Every record must appear in your copy exactly as written, with no pictures.
---
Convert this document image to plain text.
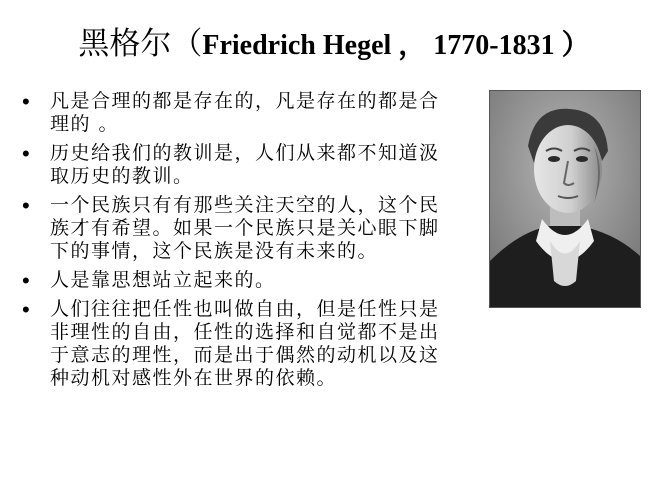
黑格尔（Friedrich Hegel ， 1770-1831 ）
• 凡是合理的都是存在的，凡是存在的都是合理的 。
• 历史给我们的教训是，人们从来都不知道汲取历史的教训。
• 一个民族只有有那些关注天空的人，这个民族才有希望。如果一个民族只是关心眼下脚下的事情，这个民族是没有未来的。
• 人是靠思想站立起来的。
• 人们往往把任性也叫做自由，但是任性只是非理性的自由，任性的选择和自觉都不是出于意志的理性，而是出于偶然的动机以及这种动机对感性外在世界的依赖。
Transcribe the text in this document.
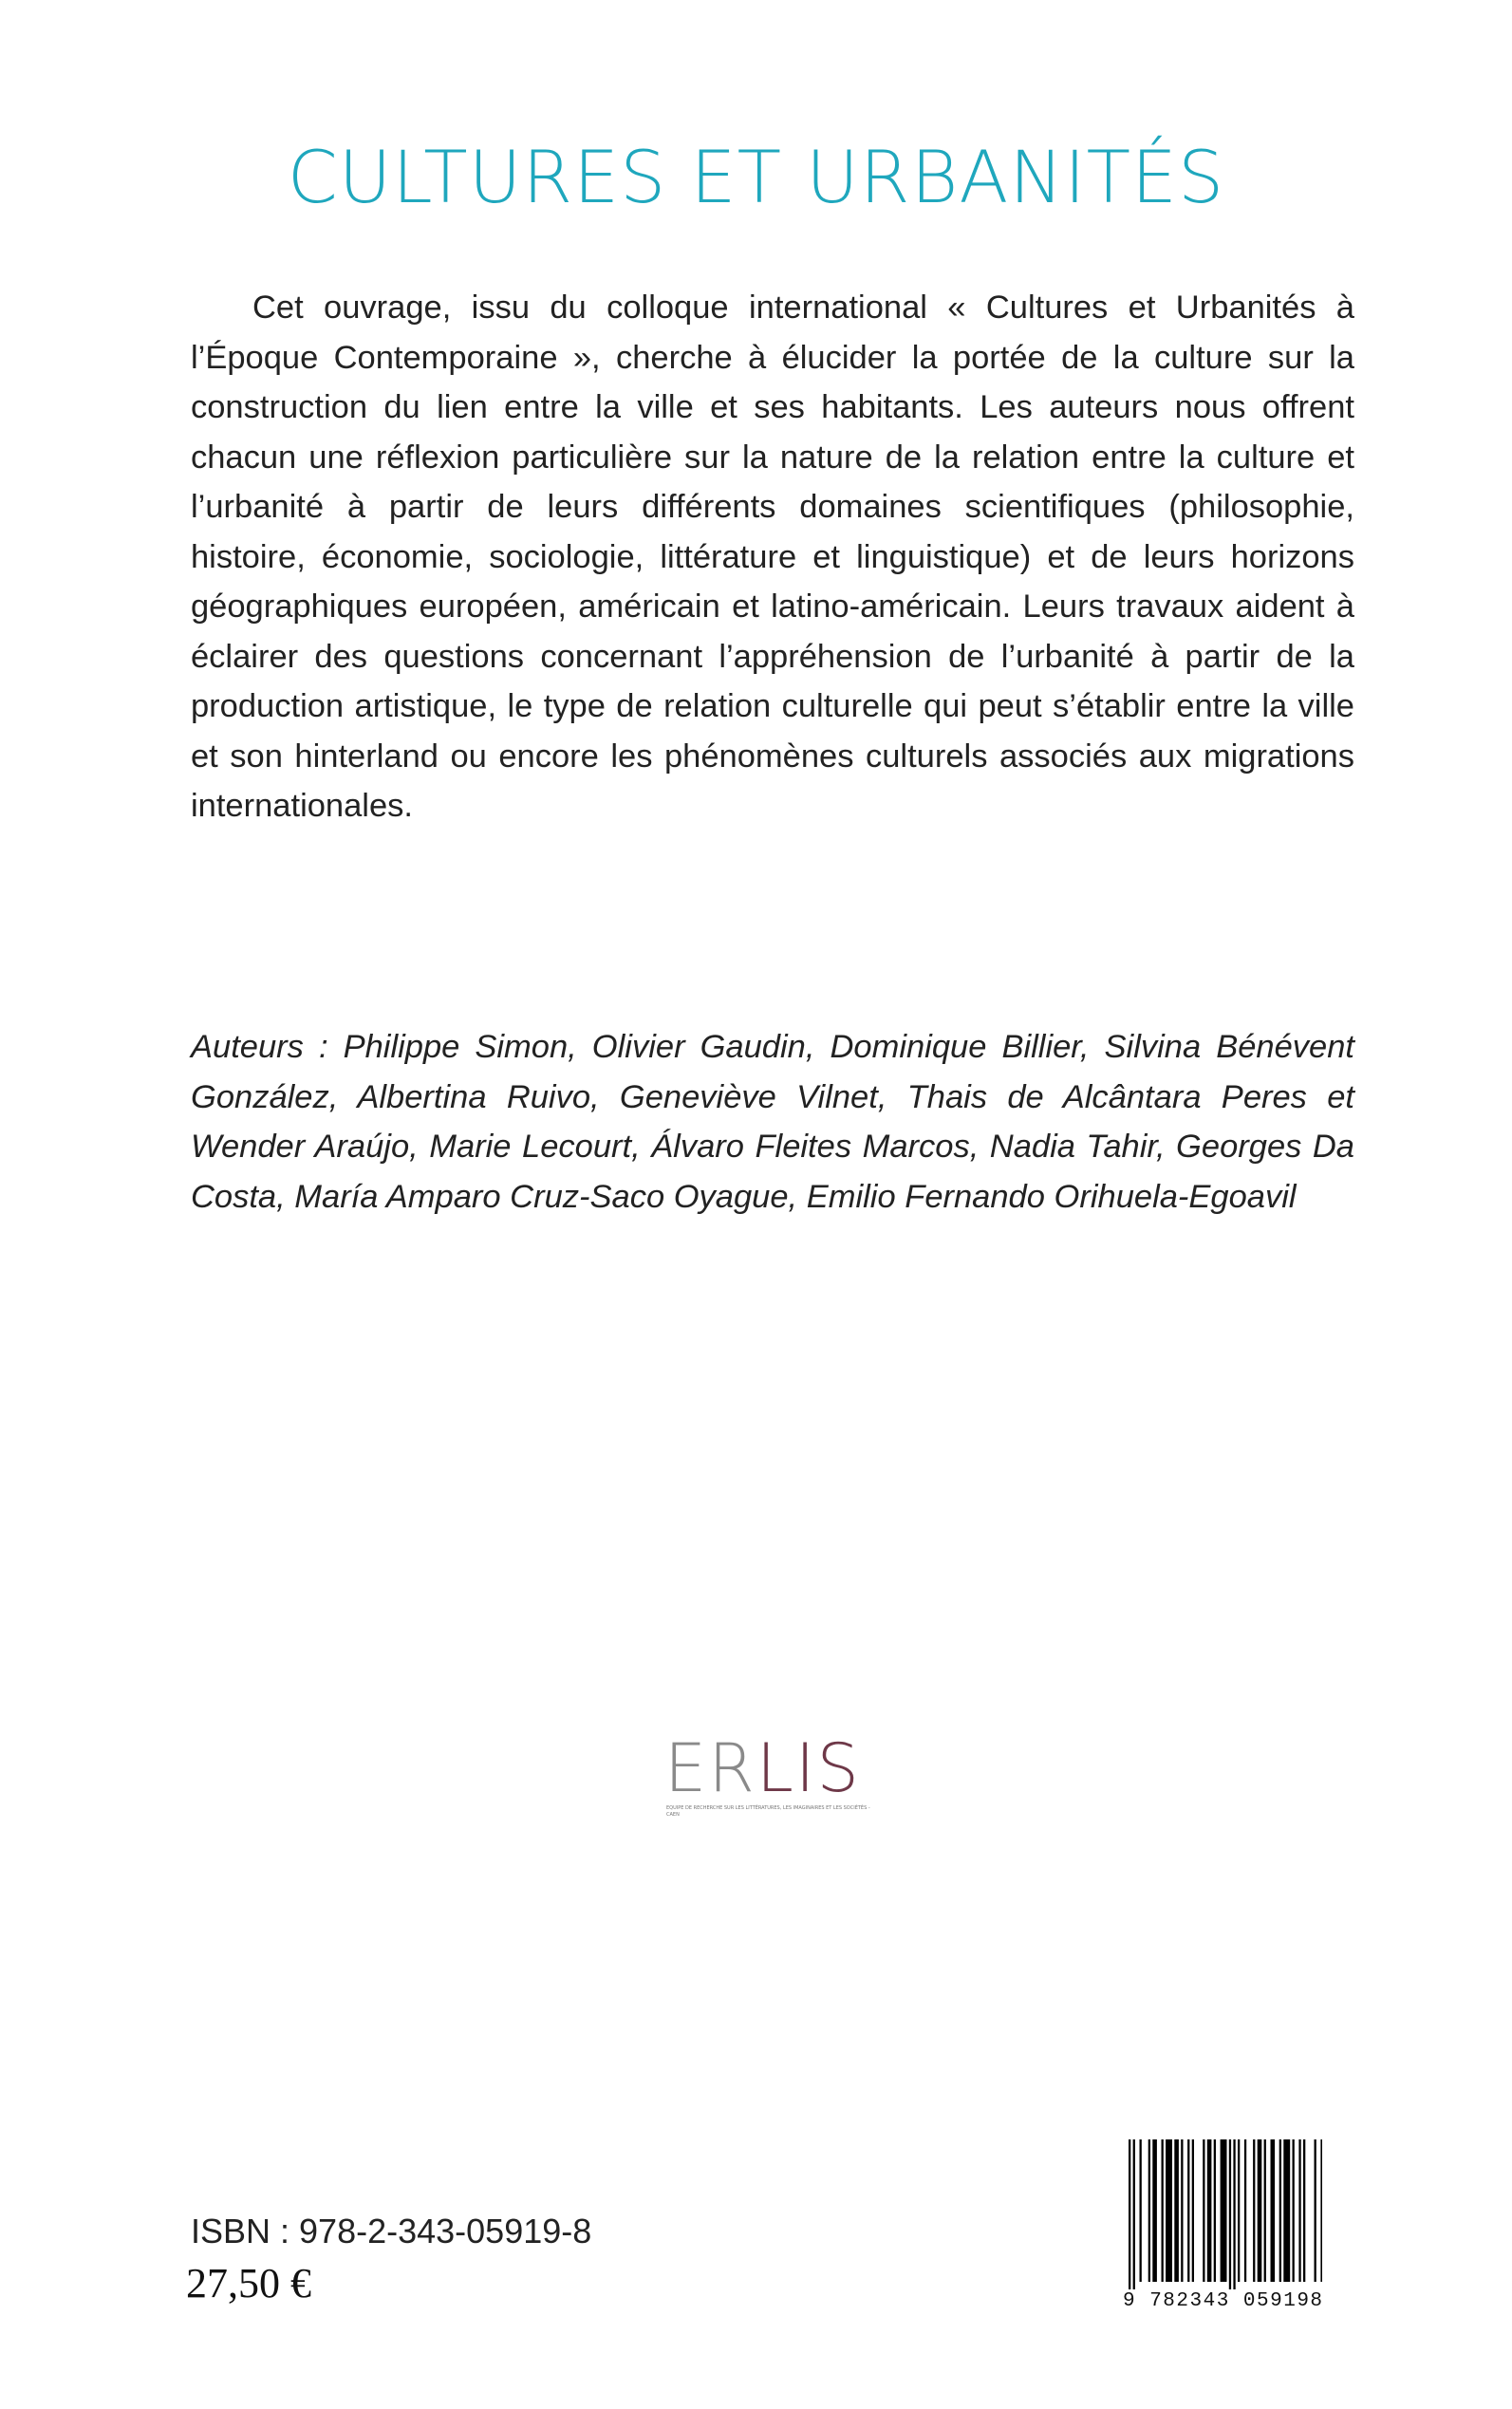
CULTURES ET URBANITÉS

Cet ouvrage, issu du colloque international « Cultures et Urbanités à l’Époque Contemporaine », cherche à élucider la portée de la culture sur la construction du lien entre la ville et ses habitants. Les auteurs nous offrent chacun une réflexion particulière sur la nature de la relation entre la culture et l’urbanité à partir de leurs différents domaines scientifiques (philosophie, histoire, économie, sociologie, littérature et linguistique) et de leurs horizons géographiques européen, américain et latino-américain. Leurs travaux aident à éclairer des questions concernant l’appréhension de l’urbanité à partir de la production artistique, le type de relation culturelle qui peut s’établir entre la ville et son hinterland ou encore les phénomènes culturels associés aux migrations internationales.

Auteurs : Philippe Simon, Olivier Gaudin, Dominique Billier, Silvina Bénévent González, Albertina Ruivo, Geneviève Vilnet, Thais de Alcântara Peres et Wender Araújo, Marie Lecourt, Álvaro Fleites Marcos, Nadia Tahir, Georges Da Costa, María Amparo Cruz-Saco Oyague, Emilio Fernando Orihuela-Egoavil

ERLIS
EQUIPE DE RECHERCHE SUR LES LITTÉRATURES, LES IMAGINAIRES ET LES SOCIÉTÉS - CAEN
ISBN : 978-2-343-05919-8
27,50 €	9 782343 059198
---
== Result ==
Convert this document image to plain text.
黑格尔（Friedrich Hegel ， 1770-1831 ）
• 凡是合理的都是存在的，凡是存在的都是合理的 。
• 历史给我们的教训是，人们从来都不知道汲取历史的教训。
• 一个民族只有有那些关注天空的人，这个民族才有希望。如果一个民族只是关心眼下脚下的事情，这个民族是没有未来的。
• 人是靠思想站立起来的。
• 人们往往把任性也叫做自由，但是任性只是非理性的自由，任性的选择和自觉都不是出于意志的理性，而是出于偶然的动机以及这种动机对感性外在世界的依赖。
Transcribe the text in this document.
CULTURES ET URBANITÉS

Cet ouvrage, issu du colloque international « Cultures et Urbanités à l’Époque Contemporaine », cherche à élucider la portée de la culture sur la construction du lien entre la ville et ses habitants. Les auteurs nous offrent chacun une réflexion particulière sur la nature de la relation entre la culture et l’urbanité à partir de leurs différents domaines scientifiques (philosophie, histoire, économie, sociologie, littérature et linguistique) et de leurs horizons géographiques européen, américain et latino-américain. Leurs travaux aident à éclairer des questions concernant l’appréhension de l’urbanité à partir de la production artistique, le type de relation culturelle qui peut s’établir entre la ville et son hinterland ou encore les phénomènes culturels associés aux migrations internationales.

Auteurs : Philippe Simon, Olivier Gaudin, Dominique Billier, Silvina Bénévent González, Albertina Ruivo, Geneviève Vilnet, Thais de Alcântara Peres et Wender Araújo, Marie Lecourt, Álvaro Fleites Marcos, Nadia Tahir, Georges Da Costa, María Amparo Cruz-Saco Oyague, Emilio Fernando Orihuela-Egoavil

ERLIS
EQUIPE DE RECHERCHE SUR LES LITTÉRATURES, LES IMAGINAIRES ET LES SOCIÉTÉS - CAEN
ISBN : 978-2-343-05919-8
27,50 €	9 782343 059198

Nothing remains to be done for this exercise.